Your objective
Wherever the word "name" appears in the entries, copy the whole line.

Given records
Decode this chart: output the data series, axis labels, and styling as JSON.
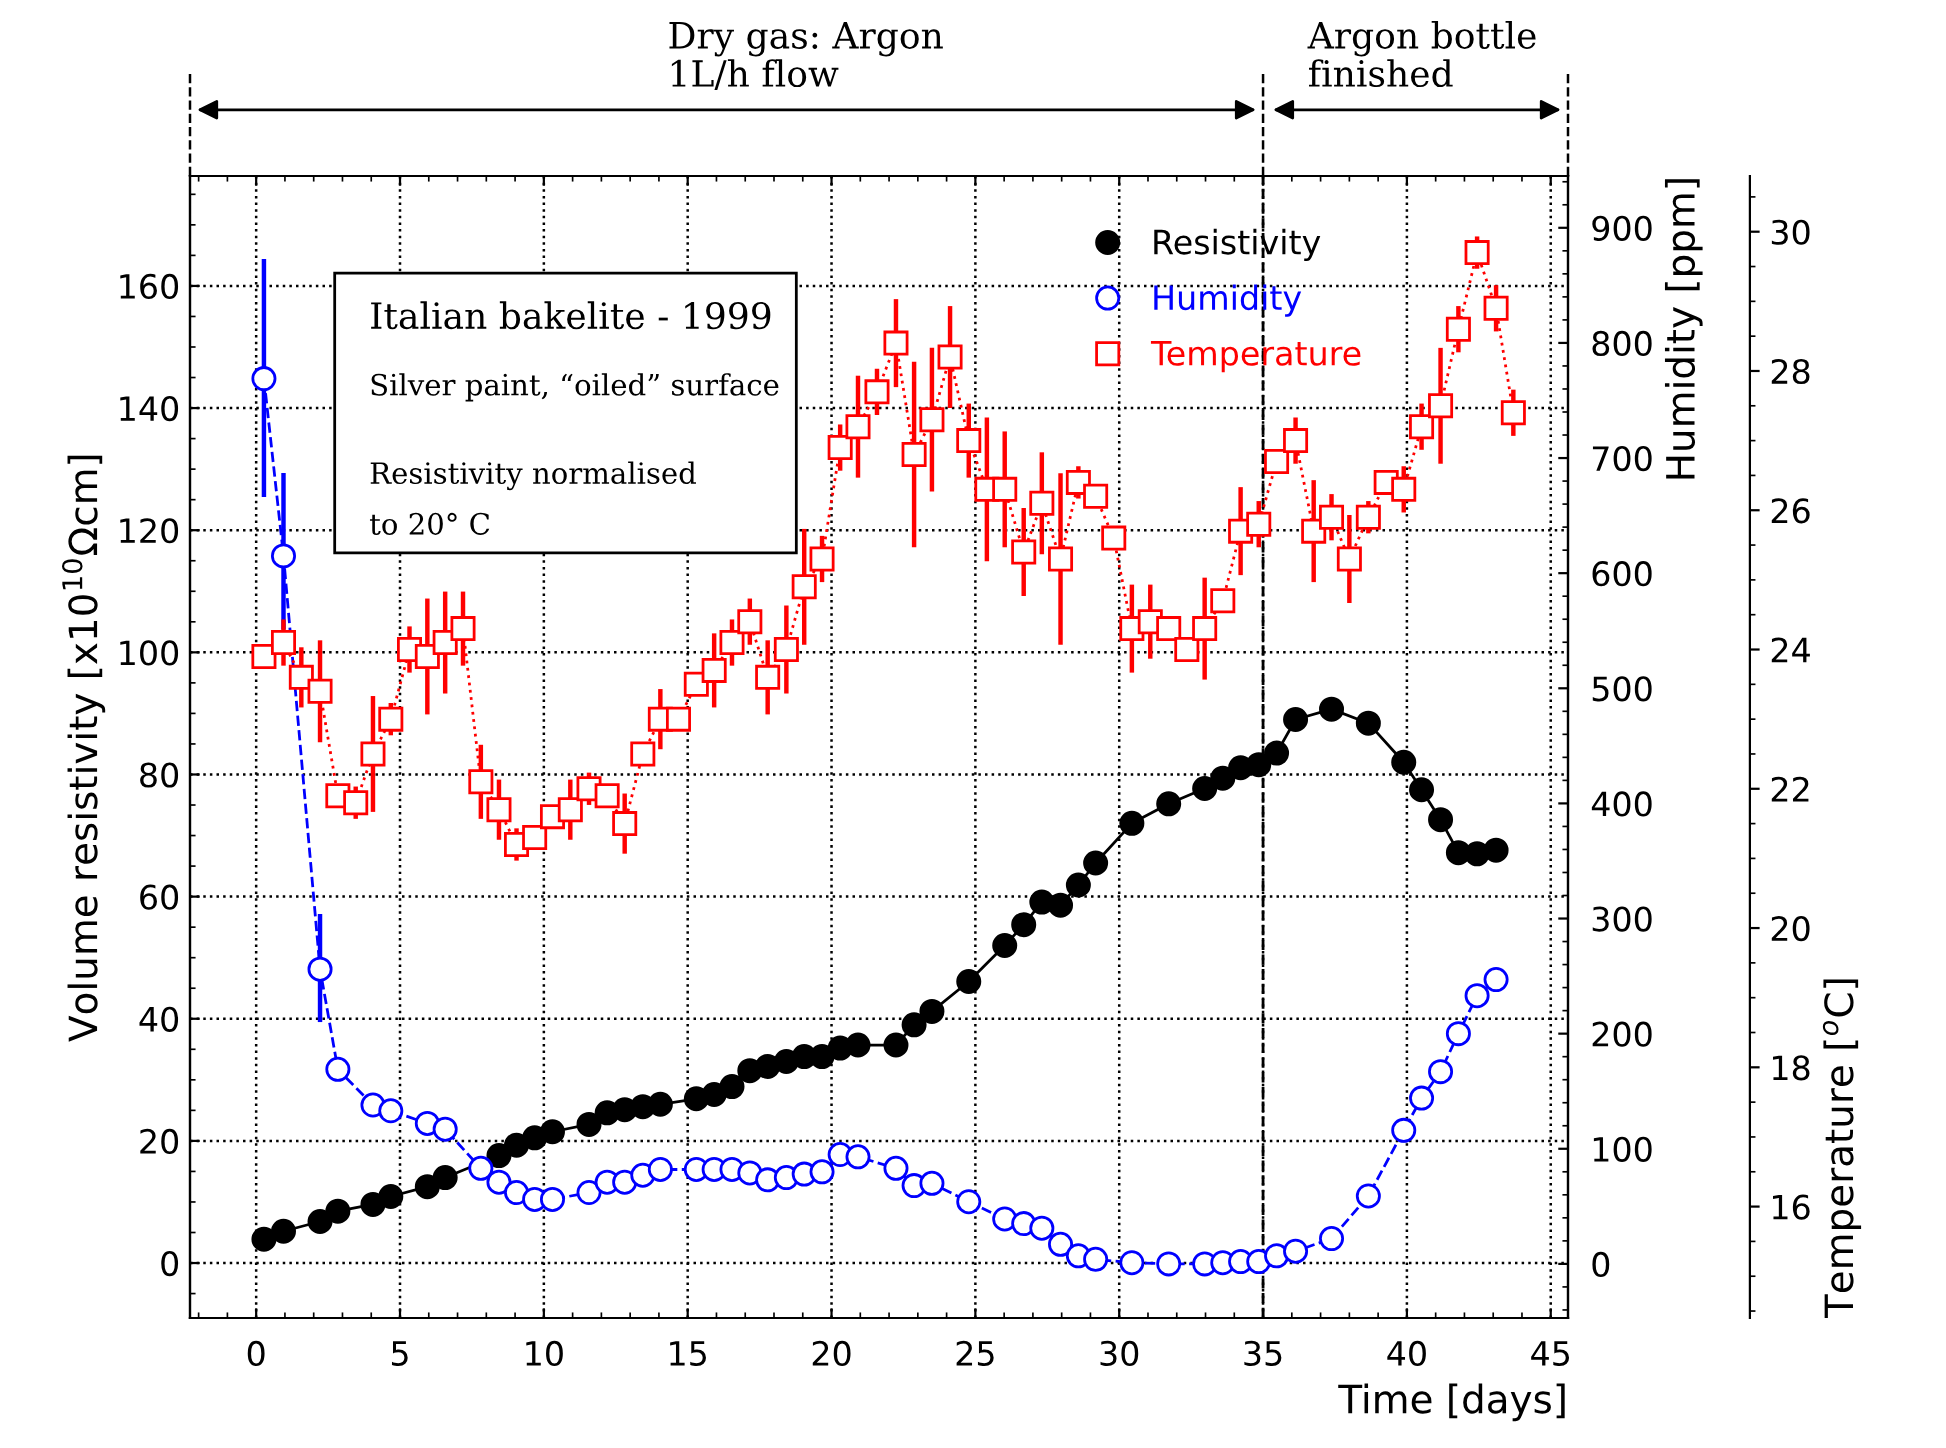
{
  "chart_data": {
    "type": "line",
    "xlabel": "Time [days]",
    "ylabel": "Volume resistivity [x10$^{10}$Ωcm]",
    "y2label": "Humidity [ppm]",
    "y3label": "Temperature [$^{o}$C]",
    "xlim": [
      -2.3,
      45.6
    ],
    "xticks": [
      0,
      5,
      10,
      15,
      20,
      25,
      30,
      35,
      40,
      45
    ],
    "ylim": [
      -9,
      178
    ],
    "yticks": [
      0,
      20,
      40,
      60,
      80,
      100,
      120,
      140,
      160
    ],
    "y2lim": [
      -47,
      945
    ],
    "y2ticks": [
      0,
      100,
      200,
      300,
      400,
      500,
      600,
      700,
      800,
      900
    ],
    "y3lim": [
      14.4,
      30.8
    ],
    "y3ticks": [
      16,
      18,
      20,
      22,
      24,
      26,
      28,
      30
    ],
    "grid": true,
    "legend": "top right",
    "ref_lines": [
      {
        "axis": "x",
        "value": 35,
        "line_style": "dashed",
        "color": "#000000"
      }
    ],
    "annotations": [
      "Italian bakelite - 1999",
      "Silver paint, “oiled” surface",
      "Resistivity normalised\nto 20° C",
      "Dry gas: Argon\n1L/h flow",
      "Argon bottle\nfinished"
    ],
    "series": [
      {
        "name": "Resistivity",
        "color": "#000000",
        "marker": "circle",
        "line_style": "solid",
        "x": [
          0.27,
          0.95,
          2.22,
          2.84,
          4.06,
          4.68,
          5.95,
          6.57,
          8.44,
          9.05,
          9.68,
          10.3,
          11.57,
          12.2,
          12.81,
          13.44,
          14.05,
          15.3,
          15.92,
          16.54,
          17.16,
          17.78,
          18.43,
          19.05,
          19.67,
          20.3,
          20.92,
          22.24,
          22.87,
          23.49,
          24.77,
          26.02,
          26.68,
          27.31,
          27.96,
          28.58,
          29.18,
          30.44,
          31.72,
          32.97,
          33.6,
          34.22,
          34.85,
          35.47,
          36.13,
          37.38,
          38.66,
          39.89,
          40.51,
          41.17,
          41.79,
          42.44,
          43.1
        ],
        "values": [
          3.9,
          5.2,
          6.8,
          8.5,
          9.6,
          10.9,
          12.5,
          14.0,
          17.6,
          19.3,
          20.5,
          21.5,
          22.7,
          24.6,
          25.1,
          25.6,
          26.0,
          26.9,
          27.6,
          28.9,
          31.5,
          32.2,
          33.0,
          33.8,
          33.8,
          35.2,
          35.7,
          35.7,
          39.0,
          41.2,
          46.1,
          52.0,
          55.4,
          59.1,
          58.6,
          61.9,
          65.5,
          72.0,
          75.2,
          77.7,
          79.4,
          81.1,
          81.6,
          83.5,
          89.0,
          90.7,
          88.4,
          82.0,
          77.5,
          72.6,
          67.2,
          67.0,
          67.6
        ]
      },
      {
        "name": "Humidity",
        "color": "#0000ff",
        "marker": "circle",
        "line_style": "dashed",
        "axis": "y2",
        "x": [
          0.27,
          0.95,
          2.22,
          2.84,
          4.06,
          4.68,
          5.95,
          6.57,
          7.81,
          8.44,
          9.05,
          9.68,
          10.3,
          11.57,
          12.2,
          12.81,
          13.44,
          14.05,
          15.3,
          15.92,
          16.54,
          17.16,
          17.78,
          18.43,
          19.05,
          19.67,
          20.3,
          20.92,
          22.24,
          22.87,
          23.49,
          24.77,
          26.02,
          26.68,
          27.31,
          27.96,
          28.58,
          29.18,
          30.44,
          31.72,
          32.97,
          33.6,
          34.22,
          34.85,
          35.47,
          36.13,
          37.38,
          38.66,
          39.89,
          40.51,
          41.17,
          41.79,
          42.44,
          43.1
        ],
        "values": [
          769,
          615,
          256,
          169,
          138,
          133,
          122,
          117,
          83,
          71,
          62,
          56,
          56,
          62,
          71,
          71,
          77,
          82,
          82,
          82,
          82,
          79,
          73,
          75,
          78,
          80,
          95,
          93,
          83,
          68,
          70,
          54,
          39,
          35,
          31,
          17,
          7,
          4,
          1,
          0,
          0,
          1,
          2,
          2,
          7,
          11,
          22,
          59,
          116,
          144,
          167,
          200,
          233,
          247
        ],
        "errors": [
          [
            668,
            871
          ],
          [
            553,
            685
          ],
          [
            212,
            302
          ],
          null,
          null,
          null,
          null,
          null,
          null,
          null,
          null,
          null,
          null,
          null,
          null,
          null,
          null,
          null,
          null,
          null,
          null,
          null,
          null,
          null,
          null,
          null,
          null,
          null,
          null,
          null,
          null,
          null,
          null,
          null,
          null,
          null,
          null,
          null,
          null,
          null,
          null,
          null,
          null,
          null,
          null,
          null,
          null,
          null,
          null,
          null,
          null,
          null,
          null,
          null
        ]
      },
      {
        "name": "Temperature",
        "color": "#ff0000",
        "marker": "square",
        "line_style": "dotted",
        "axis": "y3",
        "x": [
          0.27,
          0.95,
          1.57,
          2.22,
          2.84,
          3.46,
          4.06,
          4.68,
          5.33,
          5.95,
          6.57,
          7.19,
          7.81,
          8.44,
          9.05,
          9.68,
          10.3,
          10.92,
          11.57,
          12.2,
          12.81,
          13.44,
          14.05,
          14.68,
          15.3,
          15.92,
          16.54,
          17.16,
          17.78,
          18.43,
          19.05,
          19.67,
          20.3,
          20.92,
          21.58,
          22.24,
          22.87,
          23.49,
          24.12,
          24.77,
          25.4,
          26.02,
          26.68,
          27.31,
          27.96,
          28.58,
          29.18,
          29.81,
          30.44,
          31.08,
          31.72,
          32.35,
          32.97,
          33.6,
          34.22,
          34.85,
          35.47,
          36.13,
          36.76,
          37.38,
          38.0,
          38.66,
          39.28,
          39.89,
          40.51,
          41.17,
          41.79,
          42.44,
          43.1,
          43.7
        ],
        "values": [
          23.9,
          24.1,
          23.6,
          23.4,
          21.9,
          21.8,
          22.5,
          23.0,
          24.0,
          23.9,
          24.1,
          24.3,
          22.1,
          21.7,
          21.2,
          21.3,
          21.6,
          21.7,
          22.0,
          21.9,
          21.5,
          22.5,
          23.0,
          23.0,
          23.5,
          23.7,
          24.1,
          24.4,
          23.6,
          24.0,
          24.9,
          25.3,
          26.9,
          27.2,
          27.7,
          28.4,
          26.8,
          27.3,
          28.2,
          27.0,
          26.3,
          26.3,
          25.4,
          26.1,
          25.3,
          26.4,
          26.2,
          25.6,
          24.3,
          24.4,
          24.3,
          24.0,
          24.3,
          24.7,
          25.7,
          25.8,
          26.7,
          27.0,
          25.7,
          25.9,
          25.3,
          25.9,
          26.4,
          26.3,
          27.2,
          27.5,
          28.6,
          29.7,
          28.9,
          27.4
        ],
        "errors": [
          null,
          0.3,
          0.4,
          0.7,
          null,
          0.2,
          0.8,
          0.2,
          0.3,
          0.8,
          0.7,
          0.5,
          0.5,
          0.4,
          0.2,
          null,
          null,
          0.4,
          0.2,
          null,
          0.4,
          null,
          0.4,
          null,
          null,
          0.5,
          0.3,
          0.3,
          0.5,
          0.6,
          0.8,
          0.3,
          0.3,
          0.7,
          0.3,
          0.6,
          1.3,
          1.0,
          0.7,
          0.5,
          1.0,
          0.8,
          0.6,
          0.7,
          1.2,
          0.2,
          null,
          null,
          0.6,
          0.5,
          null,
          null,
          0.7,
          null,
          0.6,
          0.3,
          null,
          0.3,
          0.7,
          0.3,
          0.6,
          0.2,
          null,
          0.3,
          0.3,
          0.8,
          0.3,
          0.2,
          0.3,
          0.3
        ]
      }
    ]
  }
}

Solved problem
        "name": "Resistivity",
        "name": "Humidity",
        "name": "Temperature",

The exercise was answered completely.